> [WRITTEN TASK]:
Quote the data below in full, please, without altering anything.

[Dataset rows about figures]
[START]
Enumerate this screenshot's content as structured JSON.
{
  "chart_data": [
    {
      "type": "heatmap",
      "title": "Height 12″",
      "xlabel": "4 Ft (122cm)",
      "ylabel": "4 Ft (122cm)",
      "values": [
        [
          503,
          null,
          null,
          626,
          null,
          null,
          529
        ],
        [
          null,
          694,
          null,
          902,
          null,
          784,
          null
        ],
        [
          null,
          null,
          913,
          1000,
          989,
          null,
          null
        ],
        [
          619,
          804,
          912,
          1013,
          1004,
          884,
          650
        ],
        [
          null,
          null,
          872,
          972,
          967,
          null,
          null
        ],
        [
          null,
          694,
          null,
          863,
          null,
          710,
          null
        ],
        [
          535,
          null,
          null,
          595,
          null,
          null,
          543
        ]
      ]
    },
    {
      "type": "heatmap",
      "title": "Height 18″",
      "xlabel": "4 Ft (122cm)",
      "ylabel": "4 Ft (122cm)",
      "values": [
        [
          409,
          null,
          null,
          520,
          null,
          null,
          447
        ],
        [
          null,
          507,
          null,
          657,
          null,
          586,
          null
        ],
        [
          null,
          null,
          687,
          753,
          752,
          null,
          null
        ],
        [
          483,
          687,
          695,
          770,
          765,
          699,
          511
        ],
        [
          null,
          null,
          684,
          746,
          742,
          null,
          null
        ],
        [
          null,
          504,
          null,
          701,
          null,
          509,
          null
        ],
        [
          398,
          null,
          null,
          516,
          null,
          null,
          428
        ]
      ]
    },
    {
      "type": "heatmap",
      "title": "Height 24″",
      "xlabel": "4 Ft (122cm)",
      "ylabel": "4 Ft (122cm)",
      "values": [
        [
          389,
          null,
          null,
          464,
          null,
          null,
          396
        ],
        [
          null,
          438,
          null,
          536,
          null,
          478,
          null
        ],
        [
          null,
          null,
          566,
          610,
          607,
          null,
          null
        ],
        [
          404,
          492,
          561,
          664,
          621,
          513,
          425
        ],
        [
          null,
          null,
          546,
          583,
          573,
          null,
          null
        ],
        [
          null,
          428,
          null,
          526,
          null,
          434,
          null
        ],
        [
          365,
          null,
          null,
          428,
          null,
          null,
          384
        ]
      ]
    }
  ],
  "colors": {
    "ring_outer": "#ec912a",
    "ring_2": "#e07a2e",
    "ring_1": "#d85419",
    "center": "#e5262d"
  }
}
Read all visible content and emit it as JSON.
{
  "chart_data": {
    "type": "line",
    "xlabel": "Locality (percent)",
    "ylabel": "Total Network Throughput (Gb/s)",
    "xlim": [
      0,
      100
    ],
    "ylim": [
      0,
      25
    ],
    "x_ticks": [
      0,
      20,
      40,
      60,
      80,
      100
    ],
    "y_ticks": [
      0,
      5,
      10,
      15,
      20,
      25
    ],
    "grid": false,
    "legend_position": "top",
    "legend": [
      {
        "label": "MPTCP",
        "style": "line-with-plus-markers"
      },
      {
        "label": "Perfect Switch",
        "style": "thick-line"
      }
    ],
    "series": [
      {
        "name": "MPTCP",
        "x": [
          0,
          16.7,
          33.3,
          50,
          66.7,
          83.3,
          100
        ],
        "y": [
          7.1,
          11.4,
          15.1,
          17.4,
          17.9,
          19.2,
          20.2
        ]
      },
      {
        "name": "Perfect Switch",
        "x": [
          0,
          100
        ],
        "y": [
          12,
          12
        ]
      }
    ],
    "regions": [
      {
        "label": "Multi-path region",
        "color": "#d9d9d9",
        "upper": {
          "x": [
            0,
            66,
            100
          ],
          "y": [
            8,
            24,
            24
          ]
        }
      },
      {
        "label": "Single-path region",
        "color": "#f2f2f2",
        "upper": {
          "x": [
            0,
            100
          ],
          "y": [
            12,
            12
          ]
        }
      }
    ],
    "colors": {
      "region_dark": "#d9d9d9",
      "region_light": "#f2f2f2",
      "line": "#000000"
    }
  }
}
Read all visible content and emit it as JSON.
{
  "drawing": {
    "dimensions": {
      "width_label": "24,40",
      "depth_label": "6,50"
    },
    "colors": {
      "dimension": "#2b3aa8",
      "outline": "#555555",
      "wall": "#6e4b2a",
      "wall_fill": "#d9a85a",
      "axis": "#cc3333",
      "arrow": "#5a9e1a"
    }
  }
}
[END]
> [FINAL RESULT]:
Enumerate this screenshot's content as structured JSON.
{
  "chart_data": [
    {
      "type": "heatmap",
      "title": "Height 12″",
      "xlabel": "4 Ft (122cm)",
      "ylabel": "4 Ft (122cm)",
      "values": [
        [
          503,
          null,
          null,
          626,
          null,
          null,
          529
        ],
        [
          null,
          694,
          null,
          902,
          null,
          784,
          null
        ],
        [
          null,
          null,
          913,
          1000,
          989,
          null,
          null
        ],
        [
          619,
          804,
          912,
          1013,
          1004,
          884,
          650
        ],
        [
          null,
          null,
          872,
          972,
          967,
          null,
          null
        ],
        [
          null,
          694,
          null,
          863,
          null,
          710,
          null
        ],
        [
          535,
          null,
          null,
          595,
          null,
          null,
          543
        ]
      ]
    },
    {
      "type": "heatmap",
      "title": "Height 18″",
      "xlabel": "4 Ft (122cm)",
      "ylabel": "4 Ft (122cm)",
      "values": [
        [
          409,
          null,
          null,
          520,
          null,
          null,
          447
        ],
        [
          null,
          507,
          null,
          657,
          null,
          586,
          null
        ],
        [
          null,
          null,
          687,
          753,
          752,
          null,
          null
        ],
        [
          483,
          687,
          695,
          770,
          765,
          699,
          511
        ],
        [
          null,
          null,
          684,
          746,
          742,
          null,
          null
        ],
        [
          null,
          504,
          null,
          701,
          null,
          509,
          null
        ],
        [
          398,
          null,
          null,
          516,
          null,
          null,
          428
        ]
      ]
    },
    {
      "type": "heatmap",
      "title": "Height 24″",
      "xlabel": "4 Ft (122cm)",
      "ylabel": "4 Ft (122cm)",
      "values": [
        [
          389,
          null,
          null,
          464,
          null,
          null,
          396
        ],
        [
          null,
          438,
          null,
          536,
          null,
          478,
          null
        ],
        [
          null,
          null,
          566,
          610,
          607,
          null,
          null
        ],
        [
          404,
          492,
          561,
          664,
          621,
          513,
          425
        ],
        [
          null,
          null,
          546,
          583,
          573,
          null,
          null
        ],
        [
          null,
          428,
          null,
          526,
          null,
          434,
          null
        ],
        [
          365,
          null,
          null,
          428,
          null,
          null,
          384
        ]
      ]
    }
  ],
  "colors": {
    "ring_outer": "#ec912a",
    "ring_2": "#e07a2e",
    "ring_1": "#d85419",
    "center": "#e5262d"
  }
}
Read all visible content and emit it as JSON.
{
  "chart_data": {
    "type": "line",
    "xlabel": "Locality (percent)",
    "ylabel": "Total Network Throughput (Gb/s)",
    "xlim": [
      0,
      100
    ],
    "ylim": [
      0,
      25
    ],
    "x_ticks": [
      0,
      20,
      40,
      60,
      80,
      100
    ],
    "y_ticks": [
      0,
      5,
      10,
      15,
      20,
      25
    ],
    "grid": false,
    "legend_position": "top",
    "legend": [
      {
        "label": "MPTCP",
        "style": "line-with-plus-markers"
      },
      {
        "label": "Perfect Switch",
        "style": "thick-line"
      }
    ],
    "series": [
      {
        "name": "MPTCP",
        "x": [
          0,
          16.7,
          33.3,
          50,
          66.7,
          83.3,
          100
        ],
        "y": [
          7.1,
          11.4,
          15.1,
          17.4,
          17.9,
          19.2,
          20.2
        ]
      },
      {
        "name": "Perfect Switch",
        "x": [
          0,
          100
        ],
        "y": [
          12,
          12
        ]
      }
    ],
    "regions": [
      {
        "label": "Multi-path region",
        "color": "#d9d9d9",
        "upper": {
          "x": [
            0,
            66,
            100
          ],
          "y": [
            8,
            24,
            24
          ]
        }
      },
      {
        "label": "Single-path region",
        "color": "#f2f2f2",
        "upper": {
          "x": [
            0,
            100
          ],
          "y": [
            12,
            12
          ]
        }
      }
    ],
    "colors": {
      "region_dark": "#d9d9d9",
      "region_light": "#f2f2f2",
      "line": "#000000"
    }
  }
}
Read all visible content and emit it as JSON.
{
  "drawing": {
    "dimensions": {
      "width_label": "24,40",
      "depth_label": "6,50"
    },
    "colors": {
      "dimension": "#2b3aa8",
      "outline": "#555555",
      "wall": "#6e4b2a",
      "wall_fill": "#d9a85a",
      "axis": "#cc3333",
      "arrow": "#5a9e1a"
    }
  }
}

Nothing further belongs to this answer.